▶ GOAL OF THE EXERCISE: Find how many lines of the listing below include the word "ylabel", then report the number by itself.

___ SUPPLIED MATERIAL ___

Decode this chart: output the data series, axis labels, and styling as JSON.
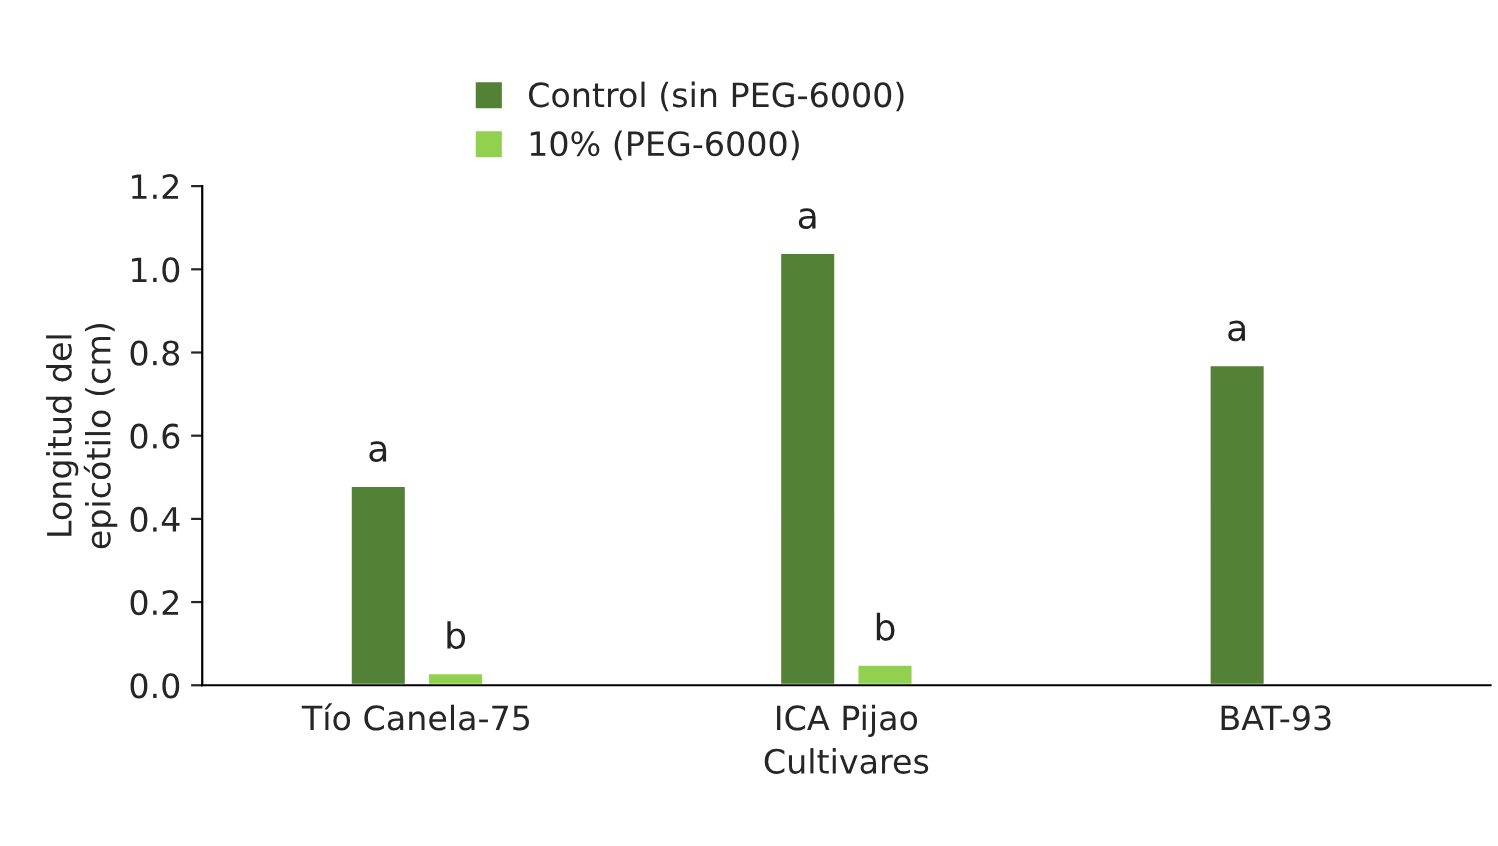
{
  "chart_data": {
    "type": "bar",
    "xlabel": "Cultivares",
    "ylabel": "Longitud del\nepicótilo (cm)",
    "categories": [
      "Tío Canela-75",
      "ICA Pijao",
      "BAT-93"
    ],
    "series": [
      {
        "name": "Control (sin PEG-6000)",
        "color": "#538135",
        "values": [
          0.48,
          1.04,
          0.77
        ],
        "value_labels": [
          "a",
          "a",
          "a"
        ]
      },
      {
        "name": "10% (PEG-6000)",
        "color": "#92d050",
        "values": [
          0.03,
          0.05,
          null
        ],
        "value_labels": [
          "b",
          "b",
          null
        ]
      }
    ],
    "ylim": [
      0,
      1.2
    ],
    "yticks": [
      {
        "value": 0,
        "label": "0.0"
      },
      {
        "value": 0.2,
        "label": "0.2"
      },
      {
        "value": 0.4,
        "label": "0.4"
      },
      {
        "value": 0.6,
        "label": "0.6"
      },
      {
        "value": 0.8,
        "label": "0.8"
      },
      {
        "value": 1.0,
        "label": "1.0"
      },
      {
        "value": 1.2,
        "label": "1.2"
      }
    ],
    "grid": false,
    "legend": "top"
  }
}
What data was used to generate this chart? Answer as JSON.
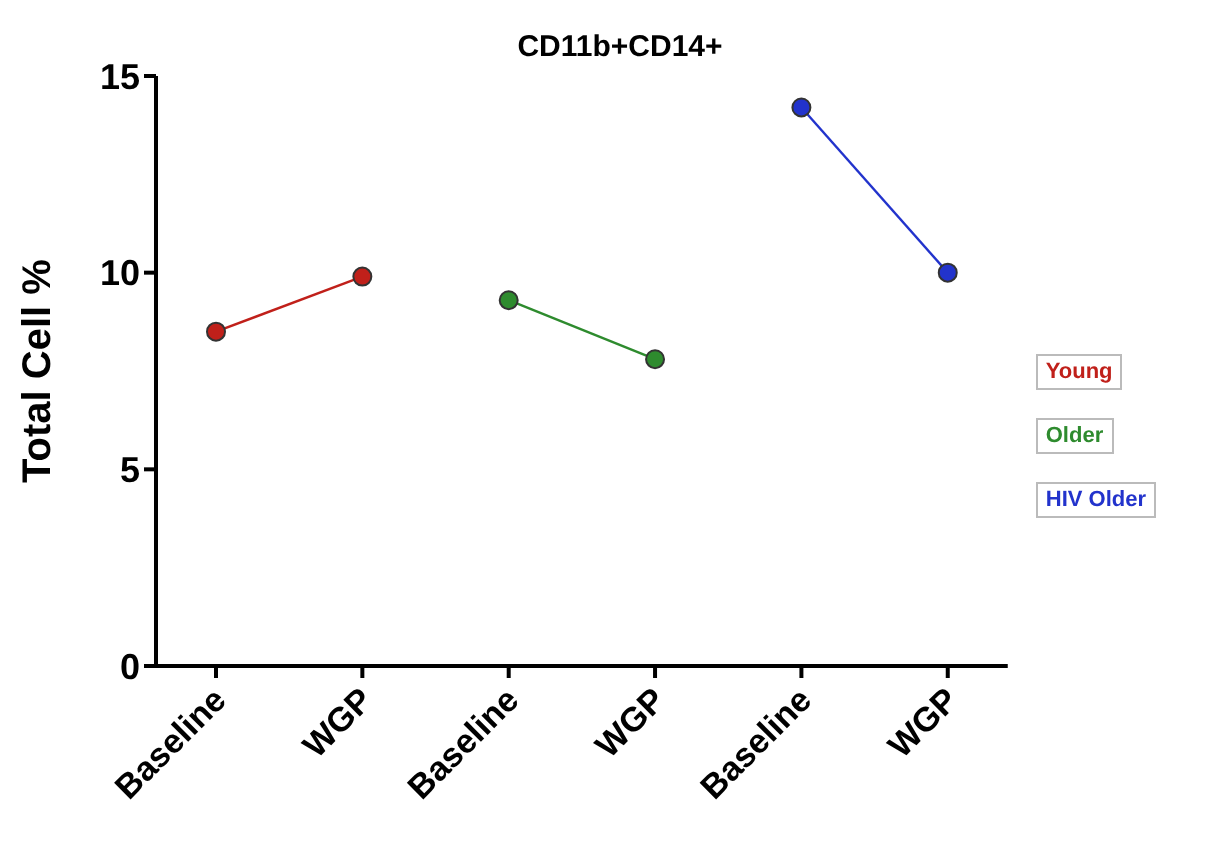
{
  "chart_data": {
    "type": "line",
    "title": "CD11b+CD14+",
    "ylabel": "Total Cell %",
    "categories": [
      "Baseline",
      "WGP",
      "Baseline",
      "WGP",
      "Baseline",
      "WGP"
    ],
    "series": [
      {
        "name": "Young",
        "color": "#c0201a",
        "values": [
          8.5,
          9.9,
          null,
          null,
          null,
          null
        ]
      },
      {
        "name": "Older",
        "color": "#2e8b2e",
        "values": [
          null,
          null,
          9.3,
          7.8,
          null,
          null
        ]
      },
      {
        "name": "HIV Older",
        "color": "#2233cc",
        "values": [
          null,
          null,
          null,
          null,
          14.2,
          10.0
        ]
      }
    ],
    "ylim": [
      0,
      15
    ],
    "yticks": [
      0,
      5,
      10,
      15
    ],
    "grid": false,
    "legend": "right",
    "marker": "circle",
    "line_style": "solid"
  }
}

___

▶ WRITTEN SOLUTION: 2